(Collection entries)
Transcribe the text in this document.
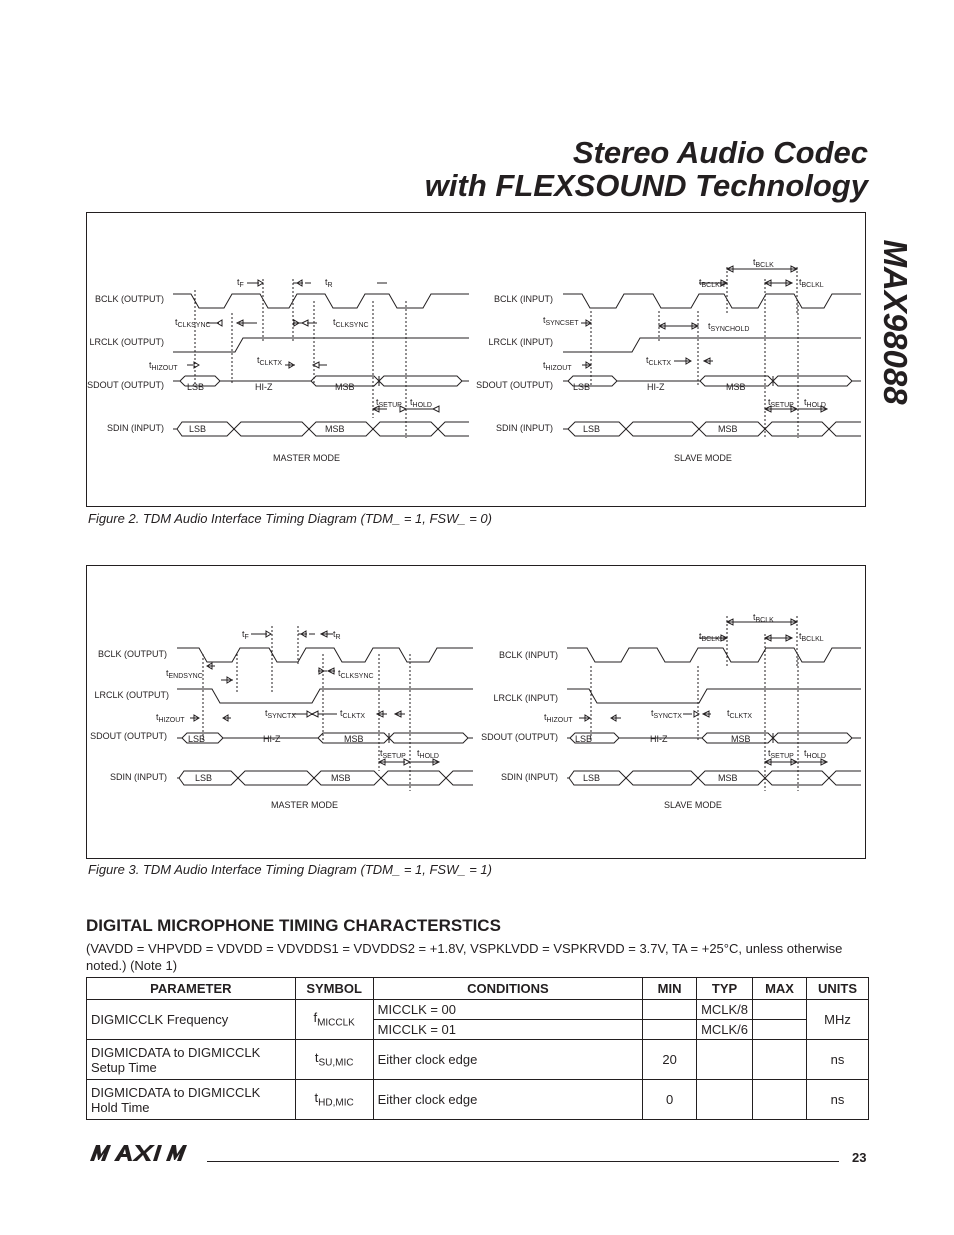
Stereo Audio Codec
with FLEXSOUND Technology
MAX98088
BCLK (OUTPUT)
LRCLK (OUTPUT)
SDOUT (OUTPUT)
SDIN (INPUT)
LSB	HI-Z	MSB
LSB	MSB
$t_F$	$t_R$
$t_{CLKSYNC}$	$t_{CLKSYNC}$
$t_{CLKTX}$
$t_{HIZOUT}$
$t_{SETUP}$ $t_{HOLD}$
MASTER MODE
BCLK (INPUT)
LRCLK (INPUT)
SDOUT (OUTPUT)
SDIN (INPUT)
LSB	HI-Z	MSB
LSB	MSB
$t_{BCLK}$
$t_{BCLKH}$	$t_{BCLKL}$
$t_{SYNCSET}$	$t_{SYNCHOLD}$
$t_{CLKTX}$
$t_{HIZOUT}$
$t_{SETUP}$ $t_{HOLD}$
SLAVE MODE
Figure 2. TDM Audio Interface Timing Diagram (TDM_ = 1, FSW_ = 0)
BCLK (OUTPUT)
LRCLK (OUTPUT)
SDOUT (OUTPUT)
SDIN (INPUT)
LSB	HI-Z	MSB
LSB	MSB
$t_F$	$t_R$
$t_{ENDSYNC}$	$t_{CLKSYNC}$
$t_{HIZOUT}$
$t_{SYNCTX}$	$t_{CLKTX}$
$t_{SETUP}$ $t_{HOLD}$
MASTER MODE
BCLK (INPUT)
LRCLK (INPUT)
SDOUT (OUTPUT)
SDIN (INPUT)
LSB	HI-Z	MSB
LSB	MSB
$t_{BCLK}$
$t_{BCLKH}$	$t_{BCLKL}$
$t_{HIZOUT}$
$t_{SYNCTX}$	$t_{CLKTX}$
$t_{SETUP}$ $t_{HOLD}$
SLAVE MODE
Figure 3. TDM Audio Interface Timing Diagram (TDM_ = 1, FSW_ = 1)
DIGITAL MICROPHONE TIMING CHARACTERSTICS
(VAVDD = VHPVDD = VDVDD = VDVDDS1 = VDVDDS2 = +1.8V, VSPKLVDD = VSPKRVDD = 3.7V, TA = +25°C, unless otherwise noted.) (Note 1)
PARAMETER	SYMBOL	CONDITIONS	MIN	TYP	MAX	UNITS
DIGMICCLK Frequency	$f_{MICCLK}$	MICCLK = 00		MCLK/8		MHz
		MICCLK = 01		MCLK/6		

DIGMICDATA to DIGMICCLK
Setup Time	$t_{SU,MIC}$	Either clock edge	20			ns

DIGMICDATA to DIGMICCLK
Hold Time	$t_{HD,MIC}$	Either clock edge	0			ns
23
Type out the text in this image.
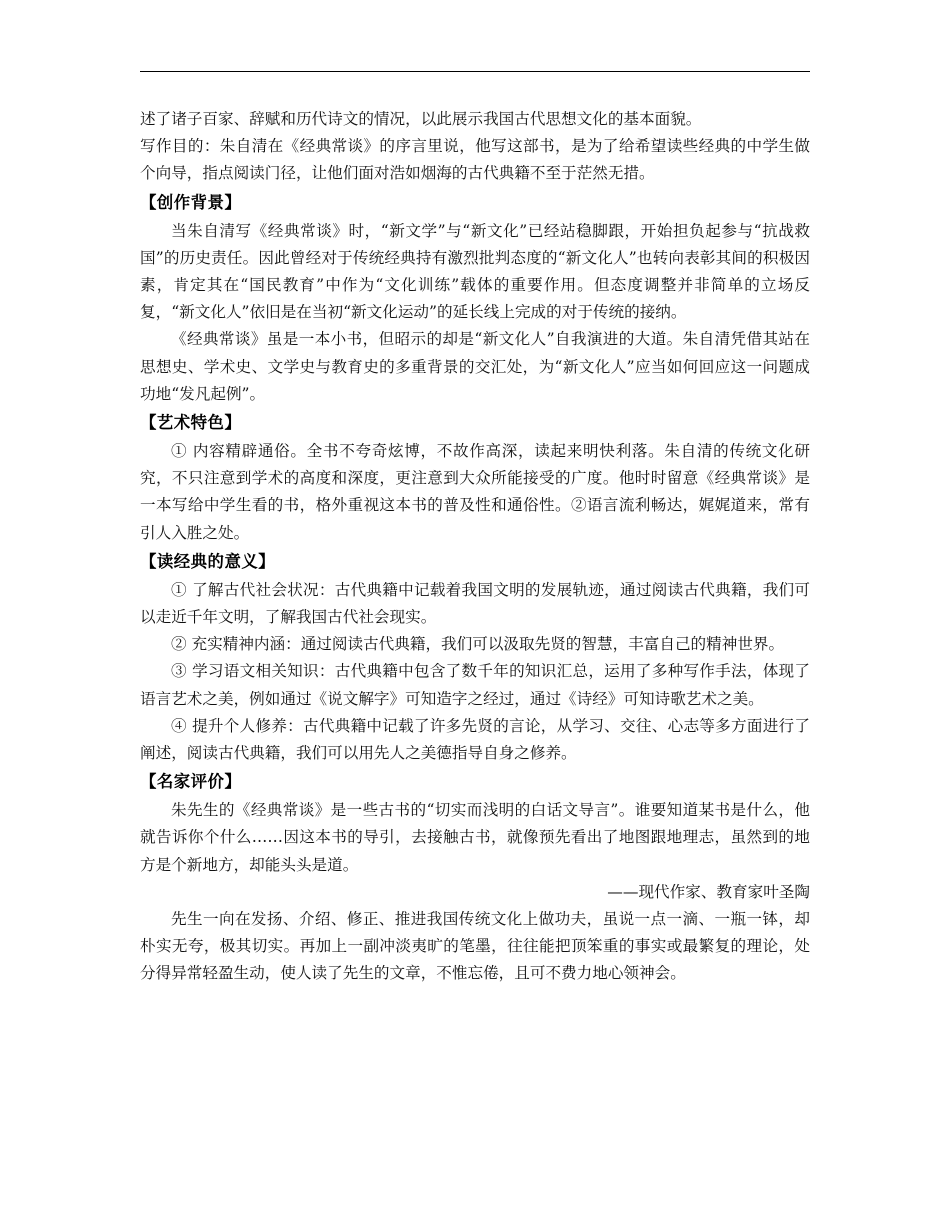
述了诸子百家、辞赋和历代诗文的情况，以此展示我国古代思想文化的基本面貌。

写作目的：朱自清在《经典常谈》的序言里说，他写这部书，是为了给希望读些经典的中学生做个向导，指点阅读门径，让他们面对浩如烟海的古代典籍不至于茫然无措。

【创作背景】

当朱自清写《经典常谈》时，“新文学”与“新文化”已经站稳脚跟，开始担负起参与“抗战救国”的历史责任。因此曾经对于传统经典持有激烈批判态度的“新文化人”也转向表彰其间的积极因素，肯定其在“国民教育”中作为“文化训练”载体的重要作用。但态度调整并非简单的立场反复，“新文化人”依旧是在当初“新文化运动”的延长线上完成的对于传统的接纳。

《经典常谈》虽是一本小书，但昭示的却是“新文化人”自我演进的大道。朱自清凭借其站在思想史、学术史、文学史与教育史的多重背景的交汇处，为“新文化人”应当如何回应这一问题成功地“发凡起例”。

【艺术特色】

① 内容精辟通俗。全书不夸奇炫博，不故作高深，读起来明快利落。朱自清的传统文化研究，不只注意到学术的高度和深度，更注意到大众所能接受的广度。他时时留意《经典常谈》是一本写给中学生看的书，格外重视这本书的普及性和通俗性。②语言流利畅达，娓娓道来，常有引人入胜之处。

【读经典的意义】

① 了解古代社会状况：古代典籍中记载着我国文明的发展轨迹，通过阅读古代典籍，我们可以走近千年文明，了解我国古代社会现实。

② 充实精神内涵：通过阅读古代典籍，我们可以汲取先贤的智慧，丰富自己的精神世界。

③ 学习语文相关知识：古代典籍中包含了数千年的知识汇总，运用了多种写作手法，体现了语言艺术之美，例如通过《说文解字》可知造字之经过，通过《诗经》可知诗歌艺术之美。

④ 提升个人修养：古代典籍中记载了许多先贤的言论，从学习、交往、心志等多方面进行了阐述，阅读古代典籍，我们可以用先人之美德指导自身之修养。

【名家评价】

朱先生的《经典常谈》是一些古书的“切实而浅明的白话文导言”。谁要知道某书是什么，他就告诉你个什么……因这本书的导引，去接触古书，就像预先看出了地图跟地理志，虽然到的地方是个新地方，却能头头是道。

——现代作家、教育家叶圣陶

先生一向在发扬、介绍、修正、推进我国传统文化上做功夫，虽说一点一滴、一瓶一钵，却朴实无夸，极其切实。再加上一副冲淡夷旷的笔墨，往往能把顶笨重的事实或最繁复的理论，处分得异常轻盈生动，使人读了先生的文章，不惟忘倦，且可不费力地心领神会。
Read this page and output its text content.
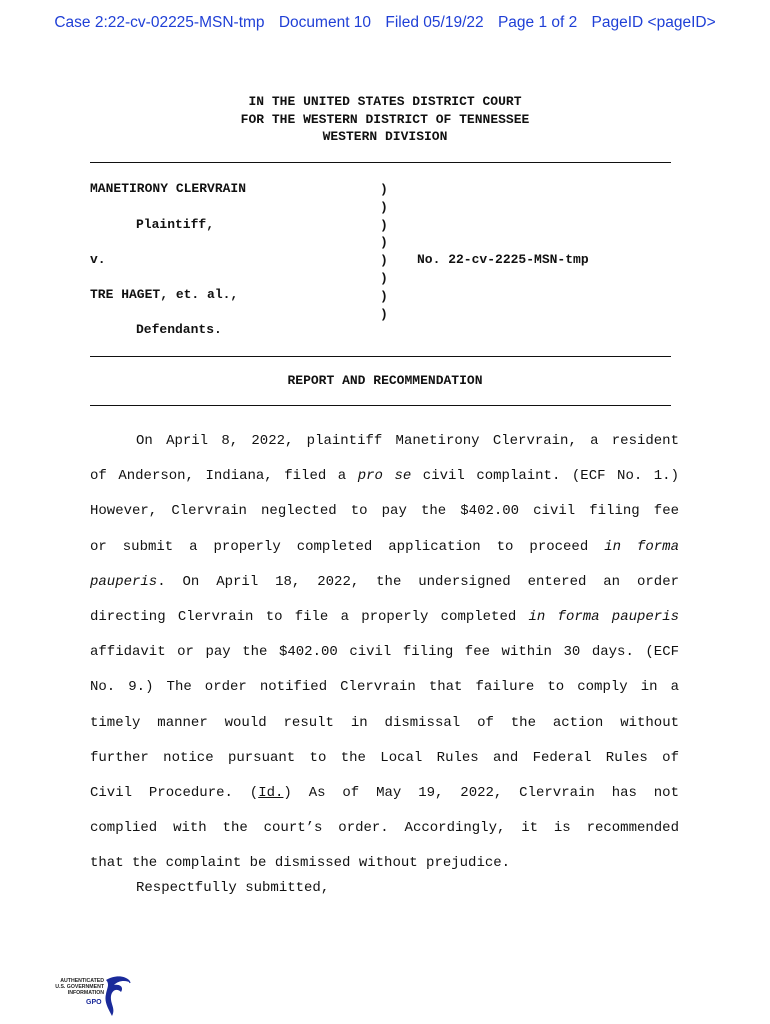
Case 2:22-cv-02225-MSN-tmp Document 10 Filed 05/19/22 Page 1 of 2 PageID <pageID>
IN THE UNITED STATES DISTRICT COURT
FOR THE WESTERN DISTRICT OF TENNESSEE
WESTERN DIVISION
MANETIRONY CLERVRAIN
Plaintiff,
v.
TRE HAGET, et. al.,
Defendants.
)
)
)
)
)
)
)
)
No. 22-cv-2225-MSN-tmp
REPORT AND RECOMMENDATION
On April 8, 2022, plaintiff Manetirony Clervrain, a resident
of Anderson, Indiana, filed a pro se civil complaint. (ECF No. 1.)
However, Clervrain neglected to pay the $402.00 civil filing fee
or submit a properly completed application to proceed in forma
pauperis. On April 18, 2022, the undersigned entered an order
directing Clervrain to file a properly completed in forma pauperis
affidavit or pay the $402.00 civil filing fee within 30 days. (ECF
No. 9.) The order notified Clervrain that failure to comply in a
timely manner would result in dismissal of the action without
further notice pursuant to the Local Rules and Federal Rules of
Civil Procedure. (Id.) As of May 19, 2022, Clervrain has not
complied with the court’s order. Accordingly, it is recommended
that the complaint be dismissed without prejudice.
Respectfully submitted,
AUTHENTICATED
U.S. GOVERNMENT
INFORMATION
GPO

WHAT THE TASK REQUIRES:
Quote all the records verbatim, dropping any pictures from your copy.

TASK RESPONSE:
Transcribe the text in this document.
Stereo Audio Codec
with FLEXSOUND Technology
MAX98088
BCLK (OUTPUT)
LRCLK (OUTPUT)
SDOUT (OUTPUT)
SDIN (INPUT)
LSB	HI-Z	MSB
LSB	MSB
$t_F$	$t_R$
$t_{CLKSYNC}$	$t_{CLKSYNC}$
$t_{CLKTX}$
$t_{HIZOUT}$
$t_{SETUP}$ $t_{HOLD}$
MASTER MODE
BCLK (INPUT)
LRCLK (INPUT)
SDOUT (OUTPUT)
SDIN (INPUT)
LSB	HI-Z	MSB
LSB	MSB
$t_{BCLK}$
$t_{BCLKH}$	$t_{BCLKL}$
$t_{SYNCSET}$	$t_{SYNCHOLD}$
$t_{CLKTX}$
$t_{HIZOUT}$
$t_{SETUP}$ $t_{HOLD}$
SLAVE MODE
Figure 2. TDM Audio Interface Timing Diagram (TDM_ = 1, FSW_ = 0)
BCLK (OUTPUT)
LRCLK (OUTPUT)
SDOUT (OUTPUT)
SDIN (INPUT)
LSB	HI-Z	MSB
LSB	MSB
$t_F$	$t_R$
$t_{ENDSYNC}$	$t_{CLKSYNC}$
$t_{HIZOUT}$
$t_{SYNCTX}$	$t_{CLKTX}$
$t_{SETUP}$ $t_{HOLD}$
MASTER MODE
BCLK (INPUT)
LRCLK (INPUT)
SDOUT (OUTPUT)
SDIN (INPUT)
LSB	HI-Z	MSB
LSB	MSB
$t_{BCLK}$
$t_{BCLKH}$	$t_{BCLKL}$
$t_{HIZOUT}$
$t_{SYNCTX}$	$t_{CLKTX}$
$t_{SETUP}$ $t_{HOLD}$
SLAVE MODE
Figure 3. TDM Audio Interface Timing Diagram (TDM_ = 1, FSW_ = 1)
DIGITAL MICROPHONE TIMING CHARACTERSTICS
(VAVDD = VHPVDD = VDVDD = VDVDDS1 = VDVDDS2 = +1.8V, VSPKLVDD = VSPKRVDD = 3.7V, TA = +25°C, unless otherwise noted.) (Note 1)
PARAMETER	SYMBOL	CONDITIONS	MIN	TYP	MAX	UNITS
DIGMICCLK Frequency	$f_{MICCLK}$	MICCLK = 00		MCLK/8		MHz
		MICCLK = 01		MCLK/6		

DIGMICDATA to DIGMICCLK
Setup Time	$t_{SU,MIC}$	Either clock edge	20			ns

DIGMICDATA to DIGMICCLK
Hold Time	$t_{HD,MIC}$	Either clock edge	0			ns
23
Type out the text in this image.
述了诸子百家、辞赋和历代诗文的情况，以此展示我国古代思想文化的基本面貌。

写作目的：朱自清在《经典常谈》的序言里说，他写这部书，是为了给希望读些经典的中学生做个向导，指点阅读门径，让他们面对浩如烟海的古代典籍不至于茫然无措。

【创作背景】

当朱自清写《经典常谈》时，“新文学”与“新文化”已经站稳脚跟，开始担负起参与“抗战救国”的历史责任。因此曾经对于传统经典持有激烈批判态度的“新文化人”也转向表彰其间的积极因素，肯定其在“国民教育”中作为“文化训练”载体的重要作用。但态度调整并非简单的立场反复，“新文化人”依旧是在当初“新文化运动”的延长线上完成的对于传统的接纳。

《经典常谈》虽是一本小书，但昭示的却是“新文化人”自我演进的大道。朱自清凭借其站在思想史、学术史、文学史与教育史的多重背景的交汇处，为“新文化人”应当如何回应这一问题成功地“发凡起例”。

【艺术特色】

① 内容精辟通俗。全书不夸奇炫博，不故作高深，读起来明快利落。朱自清的传统文化研究，不只注意到学术的高度和深度，更注意到大众所能接受的广度。他时时留意《经典常谈》是一本写给中学生看的书，格外重视这本书的普及性和通俗性。②语言流利畅达，娓娓道来，常有引人入胜之处。

【读经典的意义】

① 了解古代社会状况：古代典籍中记载着我国文明的发展轨迹，通过阅读古代典籍，我们可以走近千年文明，了解我国古代社会现实。

② 充实精神内涵：通过阅读古代典籍，我们可以汲取先贤的智慧，丰富自己的精神世界。

③ 学习语文相关知识：古代典籍中包含了数千年的知识汇总，运用了多种写作手法，体现了语言艺术之美，例如通过《说文解字》可知造字之经过，通过《诗经》可知诗歌艺术之美。

④ 提升个人修养：古代典籍中记载了许多先贤的言论，从学习、交往、心志等多方面进行了阐述，阅读古代典籍，我们可以用先人之美德指导自身之修养。

【名家评价】

朱先生的《经典常谈》是一些古书的“切实而浅明的白话文导言”。谁要知道某书是什么，他就告诉你个什么……因这本书的导引，去接触古书，就像预先看出了地图跟地理志，虽然到的地方是个新地方，却能头头是道。

——现代作家、教育家叶圣陶

先生一向在发扬、介绍、修正、推进我国传统文化上做功夫，虽说一点一滴、一瓶一钵，却朴实无夸，极其切实。再加上一副冲淡夷旷的笔墨，往往能把顶笨重的事实或最繁复的理论，处分得异常轻盈生动，使人读了先生的文章，不惟忘倦，且可不费力地心领神会。
Read this page and output its text content.
Case 2:22-cv-02225-MSN-tmp Document 10 Filed 05/19/22 Page 1 of 2 PageID <pageID>
IN THE UNITED STATES DISTRICT COURT
FOR THE WESTERN DISTRICT OF TENNESSEE
WESTERN DIVISION
MANETIRONY CLERVRAIN
Plaintiff,
v.
TRE HAGET, et. al.,
Defendants.
)
)
)
)
)
)
)
)
No. 22-cv-2225-MSN-tmp
REPORT AND RECOMMENDATION
On April 8, 2022, plaintiff Manetirony Clervrain, a resident
of Anderson, Indiana, filed a pro se civil complaint. (ECF No. 1.)
However, Clervrain neglected to pay the $402.00 civil filing fee
or submit a properly completed application to proceed in forma
pauperis. On April 18, 2022, the undersigned entered an order
directing Clervrain to file a properly completed in forma pauperis
affidavit or pay the $402.00 civil filing fee within 30 days. (ECF
No. 9.) The order notified Clervrain that failure to comply in a
timely manner would result in dismissal of the action without
further notice pursuant to the Local Rules and Federal Rules of
Civil Procedure. (Id.) As of May 19, 2022, Clervrain has not
complied with the court’s order. Accordingly, it is recommended
that the complaint be dismissed without prejudice.
Respectfully submitted,
AUTHENTICATED
U.S. GOVERNMENT
INFORMATION
GPO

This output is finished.